Select the lines that contain "screenshot" and copy each of them.

--- BEGIN ---

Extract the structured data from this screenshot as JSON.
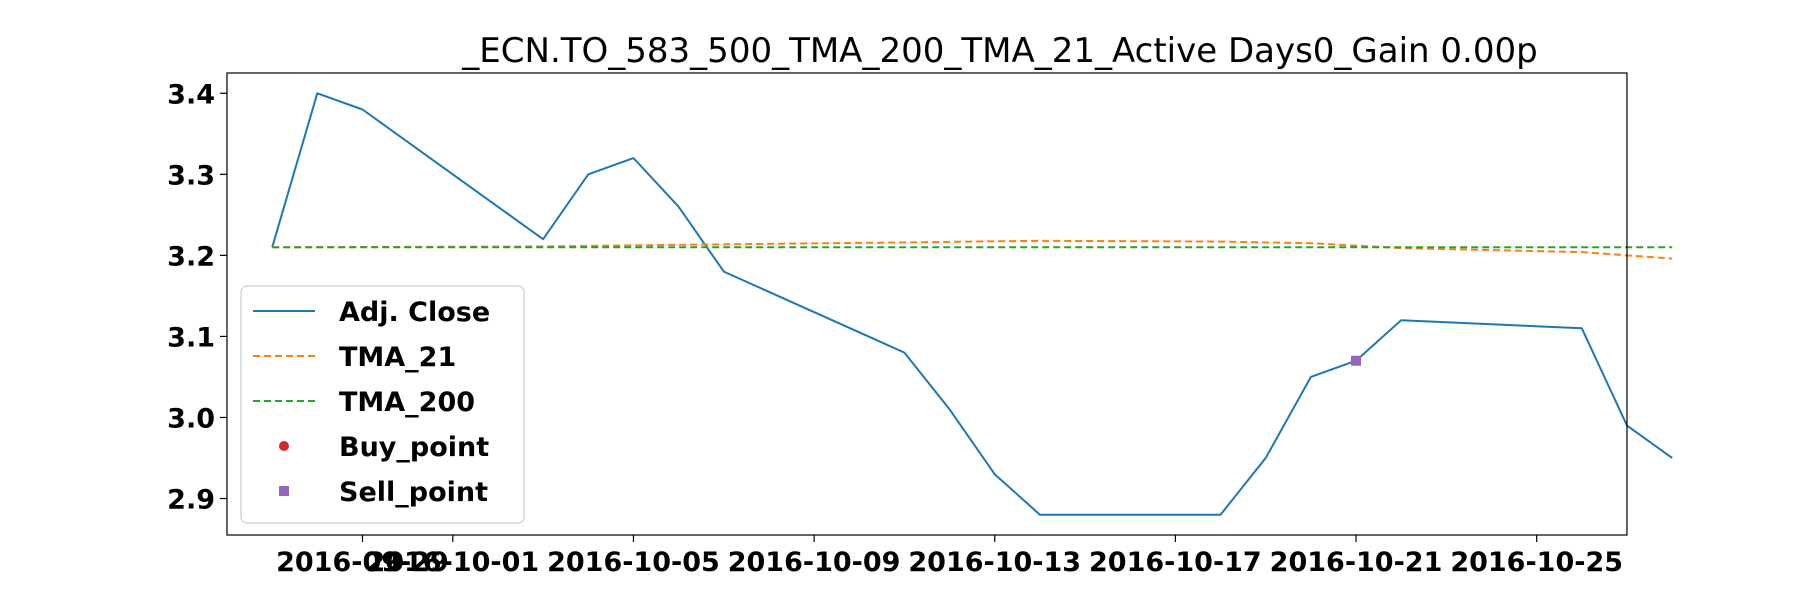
{
  "chart_data": {
    "type": "line",
    "title": "_ECN.TO_583_500_TMA_200_TMA_21_Active Days0_Gain   0.00p",
    "xlabel": "",
    "ylabel": "",
    "x_type": "date",
    "xlim": [
      "2016-09-26",
      "2016-10-27"
    ],
    "ylim": [
      2.855,
      3.425
    ],
    "x_ticks": [
      "2016-09-29",
      "2016-10-01",
      "2016-10-05",
      "2016-10-09",
      "2016-10-13",
      "2016-10-17",
      "2016-10-21",
      "2016-10-25"
    ],
    "y_ticks": [
      2.9,
      3.0,
      3.1,
      3.2,
      3.3,
      3.4
    ],
    "y_tick_labels": [
      "2.9",
      "3.0",
      "3.1",
      "3.2",
      "3.3",
      "3.4"
    ],
    "grid": false,
    "legend_position": "lower-left",
    "series": [
      {
        "name": "Adj. Close",
        "style": "solid",
        "color": "#1f77b4",
        "points": [
          [
            "2016-09-27",
            3.21
          ],
          [
            "2016-09-28",
            3.4
          ],
          [
            "2016-09-29",
            3.38
          ],
          [
            "2016-10-03",
            3.22
          ],
          [
            "2016-10-04",
            3.3
          ],
          [
            "2016-10-05",
            3.32
          ],
          [
            "2016-10-06",
            3.26
          ],
          [
            "2016-10-07",
            3.18
          ],
          [
            "2016-10-11",
            3.08
          ],
          [
            "2016-10-12",
            3.01
          ],
          [
            "2016-10-13",
            2.93
          ],
          [
            "2016-10-14",
            2.88
          ],
          [
            "2016-10-18",
            2.88
          ],
          [
            "2016-10-19",
            2.95
          ],
          [
            "2016-10-20",
            3.05
          ],
          [
            "2016-10-21",
            3.07
          ],
          [
            "2016-10-22",
            3.12
          ],
          [
            "2016-10-26",
            3.11
          ],
          [
            "2016-10-27",
            2.99
          ],
          [
            "2016-10-28",
            2.95
          ]
        ]
      },
      {
        "name": "TMA_21",
        "style": "dashed",
        "color": "#ff7f0e",
        "points": [
          [
            "2016-09-27",
            3.21
          ],
          [
            "2016-10-03",
            3.211
          ],
          [
            "2016-10-06",
            3.213
          ],
          [
            "2016-10-11",
            3.216
          ],
          [
            "2016-10-14",
            3.218
          ],
          [
            "2016-10-18",
            3.217
          ],
          [
            "2016-10-20",
            3.215
          ],
          [
            "2016-10-22",
            3.209
          ],
          [
            "2016-10-26",
            3.204
          ],
          [
            "2016-10-28",
            3.196
          ]
        ]
      },
      {
        "name": "TMA_200",
        "style": "dashed",
        "color": "#2ca02c",
        "points": [
          [
            "2016-09-27",
            3.21
          ],
          [
            "2016-10-28",
            3.21
          ]
        ]
      }
    ],
    "markers": [
      {
        "name": "Buy_point",
        "shape": "circle",
        "color": "#d62728",
        "points": []
      },
      {
        "name": "Sell_point",
        "shape": "square",
        "color": "#9467bd",
        "points": [
          [
            "2016-10-21",
            3.07
          ]
        ]
      }
    ]
  }
}
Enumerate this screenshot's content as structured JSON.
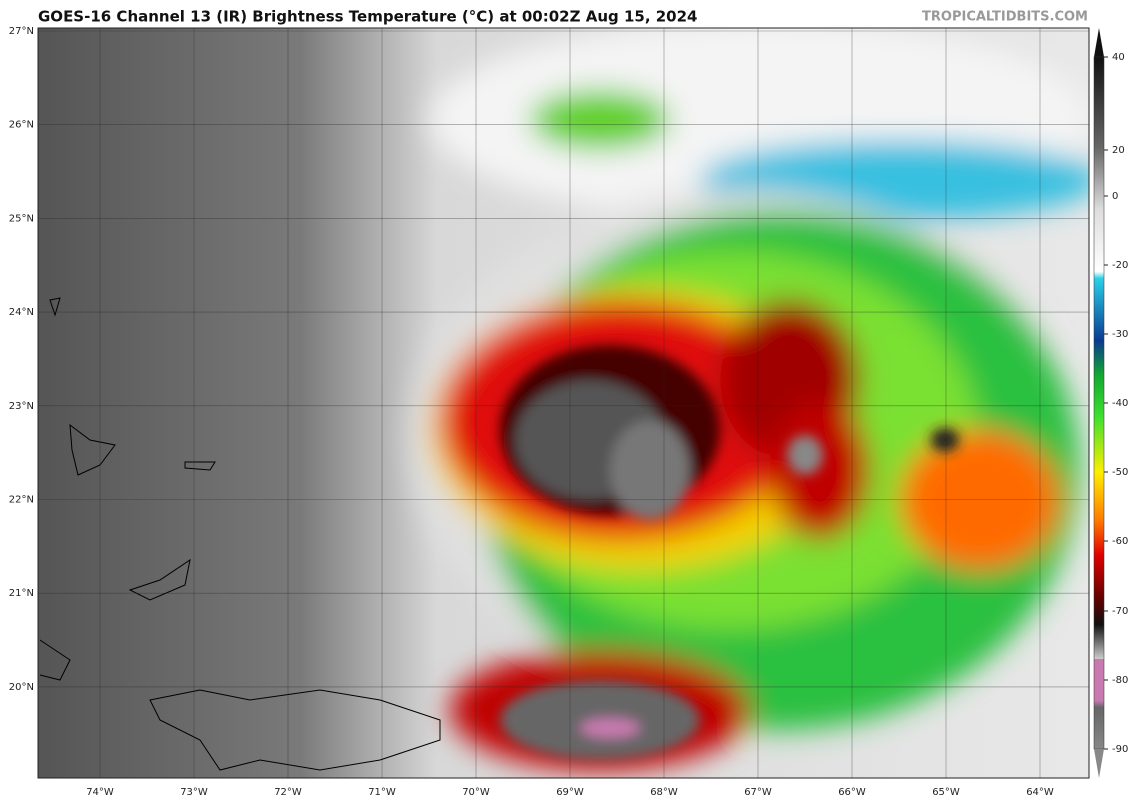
{
  "header": {
    "title": "GOES-16 Channel 13 (IR) Brightness Temperature (°C) at 00:02Z Aug 15, 2024",
    "credit": "TROPICALTIDBITS.COM"
  },
  "map": {
    "lat_labels": [
      "27°N",
      "26°N",
      "25°N",
      "24°N",
      "23°N",
      "22°N",
      "21°N",
      "20°N"
    ],
    "lon_labels": [
      "74°W",
      "73°W",
      "72°W",
      "71°W",
      "70°W",
      "69°W",
      "68°W",
      "67°W",
      "66°W",
      "65°W",
      "64°W"
    ]
  },
  "colorbar": {
    "ticks": [
      "40",
      "20",
      "0",
      "-20",
      "-30",
      "-40",
      "-50",
      "-60",
      "-70",
      "-80",
      "-90"
    ]
  }
}
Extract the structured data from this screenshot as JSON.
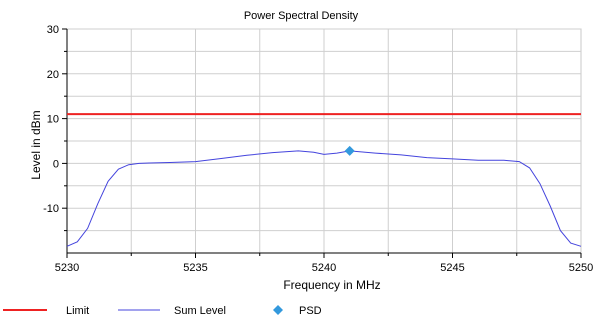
{
  "chart_data": {
    "type": "line",
    "title": "Power Spectral Density",
    "xlabel": "Frequency in MHz",
    "ylabel": "Level in dBm",
    "xlim": [
      5230,
      5250
    ],
    "ylim": [
      -20,
      30
    ],
    "x_ticks": [
      5230,
      5235,
      5240,
      5245,
      5250
    ],
    "y_ticks": [
      30,
      20,
      10,
      0,
      -10
    ],
    "grid": true,
    "legend_position": "bottom",
    "series": [
      {
        "name": "Limit",
        "kind": "hline",
        "color": "#ee2222",
        "x": [
          5230,
          5250
        ],
        "y": [
          11,
          11
        ]
      },
      {
        "name": "Sum Level",
        "kind": "line",
        "color": "#4444dd",
        "x": [
          5230,
          5230.4,
          5230.8,
          5231.2,
          5231.6,
          5232.0,
          5232.4,
          5232.8,
          5233.2,
          5234.0,
          5235.0,
          5236.0,
          5237.0,
          5238.0,
          5239.0,
          5239.6,
          5240.0,
          5240.5,
          5241.0,
          5242.0,
          5243.0,
          5244.0,
          5245.0,
          5246.0,
          5247.0,
          5247.6,
          5248.0,
          5248.4,
          5248.8,
          5249.2,
          5249.6,
          5250
        ],
        "y": [
          -18.5,
          -17.5,
          -14.5,
          -9,
          -4,
          -1.3,
          -0.3,
          0,
          0.1,
          0.2,
          0.4,
          1.1,
          1.8,
          2.4,
          2.8,
          2.5,
          2.0,
          2.3,
          2.8,
          2.3,
          1.9,
          1.3,
          1.0,
          0.7,
          0.7,
          0.4,
          -1.0,
          -4.5,
          -9.5,
          -15.0,
          -17.8,
          -18.5
        ]
      },
      {
        "name": "PSD",
        "kind": "marker",
        "color": "#3399dd",
        "x": [
          5241
        ],
        "y": [
          2.8
        ]
      }
    ]
  }
}
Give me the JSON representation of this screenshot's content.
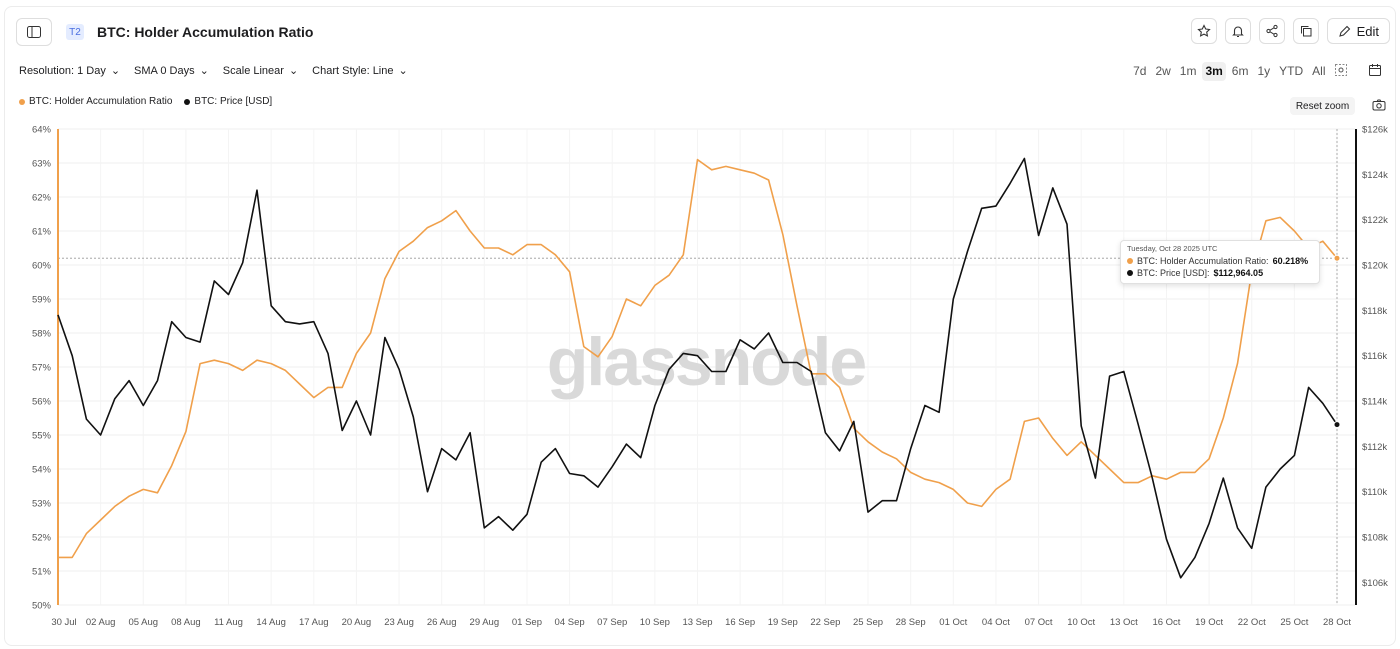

--- END ---

Solved exercise:
Extract the structured data from this screenshot as JSON.
Enumerate this screenshot's content as structured JSON.
Extract the structured data from this screenshot as JSON.
Give me the JSON representation of this screenshot's content.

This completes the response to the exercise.